THE EXERCISE »
Reading down the listing below, count the lines where the word "positrons" shows up, then give only that count.

|---|

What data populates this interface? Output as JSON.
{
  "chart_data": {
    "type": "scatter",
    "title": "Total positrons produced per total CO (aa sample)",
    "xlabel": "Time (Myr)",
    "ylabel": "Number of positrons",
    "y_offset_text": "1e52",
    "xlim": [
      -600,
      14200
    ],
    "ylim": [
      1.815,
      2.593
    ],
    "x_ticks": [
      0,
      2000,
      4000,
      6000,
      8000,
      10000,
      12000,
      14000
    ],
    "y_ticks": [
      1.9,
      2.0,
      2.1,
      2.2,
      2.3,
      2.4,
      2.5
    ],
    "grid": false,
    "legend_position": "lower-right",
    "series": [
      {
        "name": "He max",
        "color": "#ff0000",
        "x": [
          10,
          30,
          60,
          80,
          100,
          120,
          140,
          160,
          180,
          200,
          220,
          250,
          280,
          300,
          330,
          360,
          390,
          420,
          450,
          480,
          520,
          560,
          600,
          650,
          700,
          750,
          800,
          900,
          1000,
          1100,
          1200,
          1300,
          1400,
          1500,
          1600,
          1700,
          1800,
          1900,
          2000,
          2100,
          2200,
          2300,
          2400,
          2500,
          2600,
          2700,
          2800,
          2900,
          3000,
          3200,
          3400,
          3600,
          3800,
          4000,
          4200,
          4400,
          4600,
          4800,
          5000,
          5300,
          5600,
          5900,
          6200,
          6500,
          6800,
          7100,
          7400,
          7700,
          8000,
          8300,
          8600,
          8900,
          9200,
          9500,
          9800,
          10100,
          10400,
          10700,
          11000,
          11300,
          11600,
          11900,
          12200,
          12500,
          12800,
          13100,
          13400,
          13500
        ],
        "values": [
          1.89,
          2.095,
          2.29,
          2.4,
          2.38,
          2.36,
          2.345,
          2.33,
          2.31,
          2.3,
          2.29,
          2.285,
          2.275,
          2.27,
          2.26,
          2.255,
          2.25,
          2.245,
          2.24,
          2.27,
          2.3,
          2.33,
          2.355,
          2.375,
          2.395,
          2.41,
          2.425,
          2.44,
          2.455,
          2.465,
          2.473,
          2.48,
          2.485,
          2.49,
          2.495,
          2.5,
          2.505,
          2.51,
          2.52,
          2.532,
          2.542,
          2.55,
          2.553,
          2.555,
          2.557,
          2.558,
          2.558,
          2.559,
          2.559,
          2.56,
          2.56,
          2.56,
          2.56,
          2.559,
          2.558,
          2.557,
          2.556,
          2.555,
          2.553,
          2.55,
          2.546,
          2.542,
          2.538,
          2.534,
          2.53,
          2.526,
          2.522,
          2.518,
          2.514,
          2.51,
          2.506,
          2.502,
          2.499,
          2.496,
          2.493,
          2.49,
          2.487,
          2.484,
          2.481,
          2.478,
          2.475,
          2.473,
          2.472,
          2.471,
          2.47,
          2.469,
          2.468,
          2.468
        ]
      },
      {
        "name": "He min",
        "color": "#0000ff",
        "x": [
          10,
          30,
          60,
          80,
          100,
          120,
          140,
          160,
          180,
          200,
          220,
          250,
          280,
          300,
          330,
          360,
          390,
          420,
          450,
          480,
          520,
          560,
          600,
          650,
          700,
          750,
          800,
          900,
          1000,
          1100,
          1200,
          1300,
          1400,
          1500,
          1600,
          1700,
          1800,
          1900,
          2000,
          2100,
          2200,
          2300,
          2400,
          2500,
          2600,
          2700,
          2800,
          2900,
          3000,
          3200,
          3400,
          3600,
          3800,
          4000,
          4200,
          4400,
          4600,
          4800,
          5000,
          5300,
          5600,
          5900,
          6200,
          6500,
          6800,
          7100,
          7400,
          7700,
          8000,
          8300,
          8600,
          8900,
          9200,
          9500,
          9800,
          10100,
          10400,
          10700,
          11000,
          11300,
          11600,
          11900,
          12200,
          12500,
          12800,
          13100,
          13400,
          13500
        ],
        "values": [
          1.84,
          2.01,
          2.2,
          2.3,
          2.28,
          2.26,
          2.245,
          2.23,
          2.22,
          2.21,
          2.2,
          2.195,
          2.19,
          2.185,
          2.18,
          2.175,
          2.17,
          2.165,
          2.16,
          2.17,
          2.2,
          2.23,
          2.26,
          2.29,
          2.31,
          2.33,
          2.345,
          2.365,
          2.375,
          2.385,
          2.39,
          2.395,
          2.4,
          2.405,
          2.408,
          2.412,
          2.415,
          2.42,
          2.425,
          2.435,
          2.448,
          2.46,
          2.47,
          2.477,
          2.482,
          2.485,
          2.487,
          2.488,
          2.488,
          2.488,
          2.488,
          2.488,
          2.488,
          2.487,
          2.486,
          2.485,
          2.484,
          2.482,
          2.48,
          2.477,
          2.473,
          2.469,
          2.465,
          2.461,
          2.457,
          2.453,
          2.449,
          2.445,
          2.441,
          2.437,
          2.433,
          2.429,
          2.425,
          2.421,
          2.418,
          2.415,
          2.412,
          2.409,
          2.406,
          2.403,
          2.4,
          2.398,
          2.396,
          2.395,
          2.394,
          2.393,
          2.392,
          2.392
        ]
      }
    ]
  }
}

|---|

RESULT OF THE EXERCISE »
2